● **Extracted data entries**
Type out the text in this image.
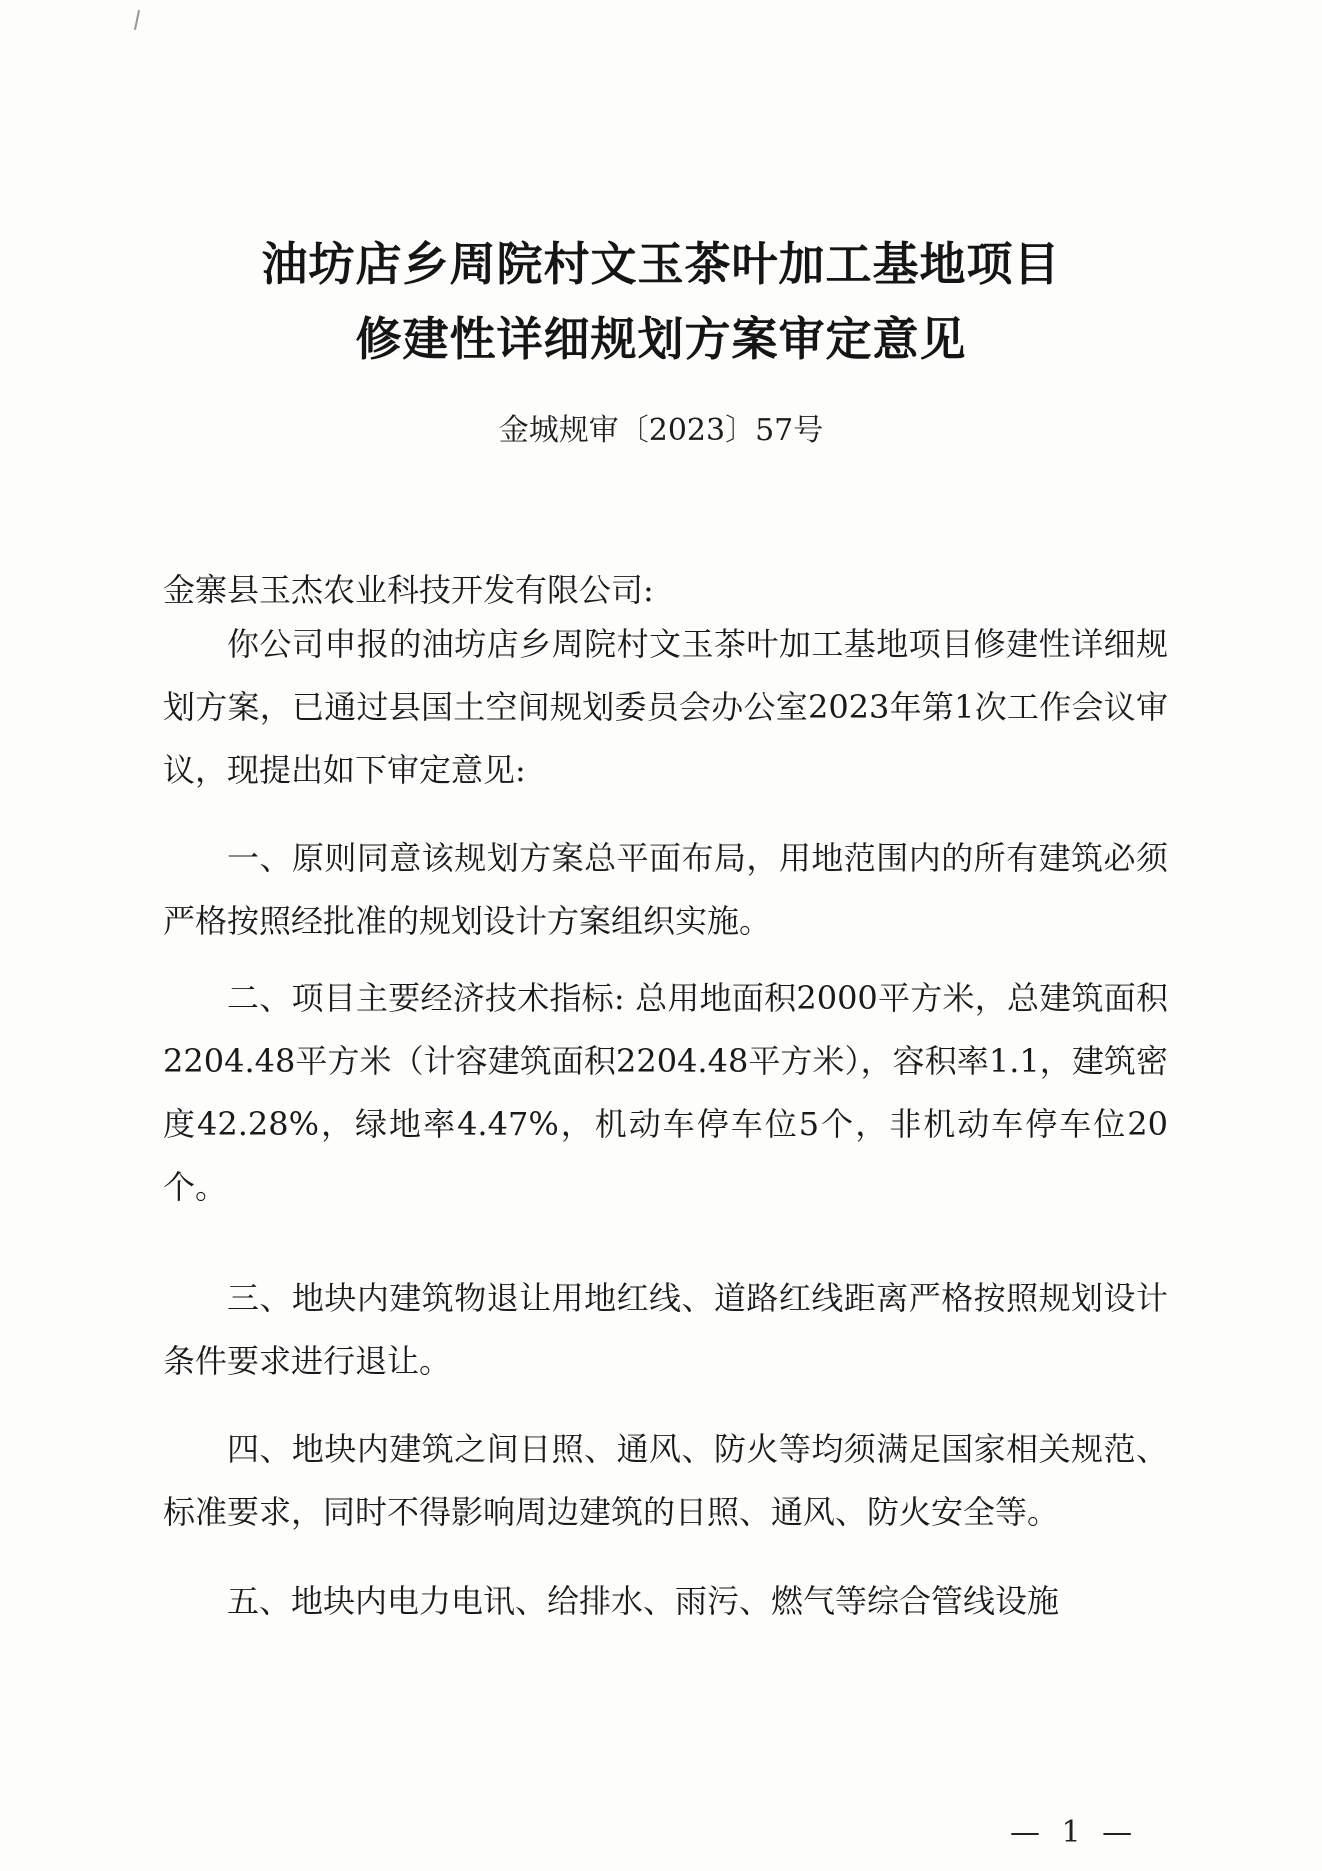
油坊店乡周院村文玉茶叶加工基地项目
修建性详细规划方案审定意见
金城规审〔2023〕57号
金寨县玉杰农业科技开发有限公司:
你公司申报的油坊店乡周院村文玉茶叶加工基地项目修建性详细规划方案，已通过县国土空间规划委员会办公室2023年第1次工作会议审议，现提出如下审定意见:
一、原则同意该规划方案总平面布局，用地范围内的所有建筑必须严格按照经批准的规划设计方案组织实施。
二、项目主要经济技术指标: 总用地面积2000平方米，总建筑面积2204.48平方米（计容建筑面积2204.48平方米），容积率1.1，建筑密度42.28%，绿地率4.47%，机动车停车位5个，非机动车停车位20个。
三、地块内建筑物退让用地红线、道路红线距离严格按照规划设计条件要求进行退让。
四、地块内建筑之间日照、通风、防火等均须满足国家相关规范、标准要求，同时不得影响周边建筑的日照、通风、防火安全等。
五、地块内电力电讯、给排水、雨污、燃气等综合管线设施
— 1 —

● **EXERCISE DESCRIPTION**
Every entry should be returned exactly as written, minus the pictures.

● **RESULT**
Type out the text in this image.
油坊店乡周院村文玉茶叶加工基地项目
修建性详细规划方案审定意见
金城规审〔2023〕57号
金寨县玉杰农业科技开发有限公司:
你公司申报的油坊店乡周院村文玉茶叶加工基地项目修建性详细规划方案，已通过县国土空间规划委员会办公室2023年第1次工作会议审议，现提出如下审定意见:
一、原则同意该规划方案总平面布局，用地范围内的所有建筑必须严格按照经批准的规划设计方案组织实施。
二、项目主要经济技术指标: 总用地面积2000平方米，总建筑面积2204.48平方米（计容建筑面积2204.48平方米），容积率1.1，建筑密度42.28%，绿地率4.47%，机动车停车位5个，非机动车停车位20个。
三、地块内建筑物退让用地红线、道路红线距离严格按照规划设计条件要求进行退让。
四、地块内建筑之间日照、通风、防火等均须满足国家相关规范、标准要求，同时不得影响周边建筑的日照、通风、防火安全等。
五、地块内电力电讯、给排水、雨污、燃气等综合管线设施
— 1 —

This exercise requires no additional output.